## Records for processing

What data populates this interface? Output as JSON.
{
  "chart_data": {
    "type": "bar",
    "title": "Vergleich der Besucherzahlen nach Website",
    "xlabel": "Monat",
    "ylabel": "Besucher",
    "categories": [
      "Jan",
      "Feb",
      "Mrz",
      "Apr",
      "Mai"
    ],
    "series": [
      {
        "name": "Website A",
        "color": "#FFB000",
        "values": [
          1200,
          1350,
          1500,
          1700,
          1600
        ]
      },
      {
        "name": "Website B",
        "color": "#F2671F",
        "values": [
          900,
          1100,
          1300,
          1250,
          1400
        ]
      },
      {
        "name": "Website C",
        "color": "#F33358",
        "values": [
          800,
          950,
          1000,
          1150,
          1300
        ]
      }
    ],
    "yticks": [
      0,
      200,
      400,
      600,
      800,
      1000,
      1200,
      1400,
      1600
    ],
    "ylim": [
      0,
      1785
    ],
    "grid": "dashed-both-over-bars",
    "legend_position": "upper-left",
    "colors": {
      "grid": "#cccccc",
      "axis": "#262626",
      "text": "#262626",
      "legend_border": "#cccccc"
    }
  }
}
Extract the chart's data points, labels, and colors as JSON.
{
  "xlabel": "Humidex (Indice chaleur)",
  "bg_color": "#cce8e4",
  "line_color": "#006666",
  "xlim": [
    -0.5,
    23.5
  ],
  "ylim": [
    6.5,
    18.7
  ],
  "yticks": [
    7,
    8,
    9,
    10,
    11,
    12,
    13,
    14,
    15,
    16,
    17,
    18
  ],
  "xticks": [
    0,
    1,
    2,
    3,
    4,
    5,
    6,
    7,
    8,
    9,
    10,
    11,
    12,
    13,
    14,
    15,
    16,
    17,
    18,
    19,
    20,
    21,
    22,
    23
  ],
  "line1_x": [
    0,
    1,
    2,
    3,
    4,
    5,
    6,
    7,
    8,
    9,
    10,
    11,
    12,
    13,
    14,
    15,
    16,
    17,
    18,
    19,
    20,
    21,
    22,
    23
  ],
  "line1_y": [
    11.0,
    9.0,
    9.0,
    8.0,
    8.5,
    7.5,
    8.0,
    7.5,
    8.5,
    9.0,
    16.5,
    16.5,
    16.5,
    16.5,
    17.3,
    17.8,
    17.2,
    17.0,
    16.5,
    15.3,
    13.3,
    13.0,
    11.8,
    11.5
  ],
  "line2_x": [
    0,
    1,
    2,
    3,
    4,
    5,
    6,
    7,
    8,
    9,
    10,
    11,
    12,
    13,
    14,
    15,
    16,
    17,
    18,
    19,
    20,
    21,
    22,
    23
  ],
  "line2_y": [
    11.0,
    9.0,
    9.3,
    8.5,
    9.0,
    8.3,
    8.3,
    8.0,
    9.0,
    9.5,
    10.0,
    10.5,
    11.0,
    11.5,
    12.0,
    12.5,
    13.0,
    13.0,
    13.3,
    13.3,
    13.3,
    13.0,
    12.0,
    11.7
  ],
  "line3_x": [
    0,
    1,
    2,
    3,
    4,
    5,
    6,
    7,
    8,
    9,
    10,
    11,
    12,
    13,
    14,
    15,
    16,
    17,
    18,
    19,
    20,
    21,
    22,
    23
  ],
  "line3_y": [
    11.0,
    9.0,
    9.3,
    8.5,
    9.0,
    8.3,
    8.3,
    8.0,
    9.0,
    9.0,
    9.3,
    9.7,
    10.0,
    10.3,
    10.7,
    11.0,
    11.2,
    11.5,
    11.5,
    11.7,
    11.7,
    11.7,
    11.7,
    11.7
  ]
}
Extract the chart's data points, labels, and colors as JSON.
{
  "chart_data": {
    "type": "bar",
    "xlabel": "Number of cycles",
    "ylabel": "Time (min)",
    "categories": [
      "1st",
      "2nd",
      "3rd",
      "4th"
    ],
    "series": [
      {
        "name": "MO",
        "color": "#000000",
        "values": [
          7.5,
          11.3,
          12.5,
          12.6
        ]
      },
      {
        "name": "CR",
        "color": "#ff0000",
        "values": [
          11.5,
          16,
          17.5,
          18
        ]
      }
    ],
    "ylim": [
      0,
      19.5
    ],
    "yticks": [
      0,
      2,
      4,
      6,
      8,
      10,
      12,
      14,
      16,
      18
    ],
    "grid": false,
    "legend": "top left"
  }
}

## Work to complete
Retype all of the data shown above, word for word.

## Task response
What data populates this interface? Output as JSON.
{
  "chart_data": {
    "type": "bar",
    "title": "Vergleich der Besucherzahlen nach Website",
    "xlabel": "Monat",
    "ylabel": "Besucher",
    "categories": [
      "Jan",
      "Feb",
      "Mrz",
      "Apr",
      "Mai"
    ],
    "series": [
      {
        "name": "Website A",
        "color": "#FFB000",
        "values": [
          1200,
          1350,
          1500,
          1700,
          1600
        ]
      },
      {
        "name": "Website B",
        "color": "#F2671F",
        "values": [
          900,
          1100,
          1300,
          1250,
          1400
        ]
      },
      {
        "name": "Website C",
        "color": "#F33358",
        "values": [
          800,
          950,
          1000,
          1150,
          1300
        ]
      }
    ],
    "yticks": [
      0,
      200,
      400,
      600,
      800,
      1000,
      1200,
      1400,
      1600
    ],
    "ylim": [
      0,
      1785
    ],
    "grid": "dashed-both-over-bars",
    "legend_position": "upper-left",
    "colors": {
      "grid": "#cccccc",
      "axis": "#262626",
      "text": "#262626",
      "legend_border": "#cccccc"
    }
  }
}
Extract the chart's data points, labels, and colors as JSON.
{
  "xlabel": "Humidex (Indice chaleur)",
  "bg_color": "#cce8e4",
  "line_color": "#006666",
  "xlim": [
    -0.5,
    23.5
  ],
  "ylim": [
    6.5,
    18.7
  ],
  "yticks": [
    7,
    8,
    9,
    10,
    11,
    12,
    13,
    14,
    15,
    16,
    17,
    18
  ],
  "xticks": [
    0,
    1,
    2,
    3,
    4,
    5,
    6,
    7,
    8,
    9,
    10,
    11,
    12,
    13,
    14,
    15,
    16,
    17,
    18,
    19,
    20,
    21,
    22,
    23
  ],
  "line1_x": [
    0,
    1,
    2,
    3,
    4,
    5,
    6,
    7,
    8,
    9,
    10,
    11,
    12,
    13,
    14,
    15,
    16,
    17,
    18,
    19,
    20,
    21,
    22,
    23
  ],
  "line1_y": [
    11.0,
    9.0,
    9.0,
    8.0,
    8.5,
    7.5,
    8.0,
    7.5,
    8.5,
    9.0,
    16.5,
    16.5,
    16.5,
    16.5,
    17.3,
    17.8,
    17.2,
    17.0,
    16.5,
    15.3,
    13.3,
    13.0,
    11.8,
    11.5
  ],
  "line2_x": [
    0,
    1,
    2,
    3,
    4,
    5,
    6,
    7,
    8,
    9,
    10,
    11,
    12,
    13,
    14,
    15,
    16,
    17,
    18,
    19,
    20,
    21,
    22,
    23
  ],
  "line2_y": [
    11.0,
    9.0,
    9.3,
    8.5,
    9.0,
    8.3,
    8.3,
    8.0,
    9.0,
    9.5,
    10.0,
    10.5,
    11.0,
    11.5,
    12.0,
    12.5,
    13.0,
    13.0,
    13.3,
    13.3,
    13.3,
    13.0,
    12.0,
    11.7
  ],
  "line3_x": [
    0,
    1,
    2,
    3,
    4,
    5,
    6,
    7,
    8,
    9,
    10,
    11,
    12,
    13,
    14,
    15,
    16,
    17,
    18,
    19,
    20,
    21,
    22,
    23
  ],
  "line3_y": [
    11.0,
    9.0,
    9.3,
    8.5,
    9.0,
    8.3,
    8.3,
    8.0,
    9.0,
    9.0,
    9.3,
    9.7,
    10.0,
    10.3,
    10.7,
    11.0,
    11.2,
    11.5,
    11.5,
    11.7,
    11.7,
    11.7,
    11.7,
    11.7
  ]
}
Extract the chart's data points, labels, and colors as JSON.
{
  "chart_data": {
    "type": "bar",
    "xlabel": "Number of cycles",
    "ylabel": "Time (min)",
    "categories": [
      "1st",
      "2nd",
      "3rd",
      "4th"
    ],
    "series": [
      {
        "name": "MO",
        "color": "#000000",
        "values": [
          7.5,
          11.3,
          12.5,
          12.6
        ]
      },
      {
        "name": "CR",
        "color": "#ff0000",
        "values": [
          11.5,
          16,
          17.5,
          18
        ]
      }
    ],
    "ylim": [
      0,
      19.5
    ],
    "yticks": [
      0,
      2,
      4,
      6,
      8,
      10,
      12,
      14,
      16,
      18
    ],
    "grid": false,
    "legend": "top left"
  }
}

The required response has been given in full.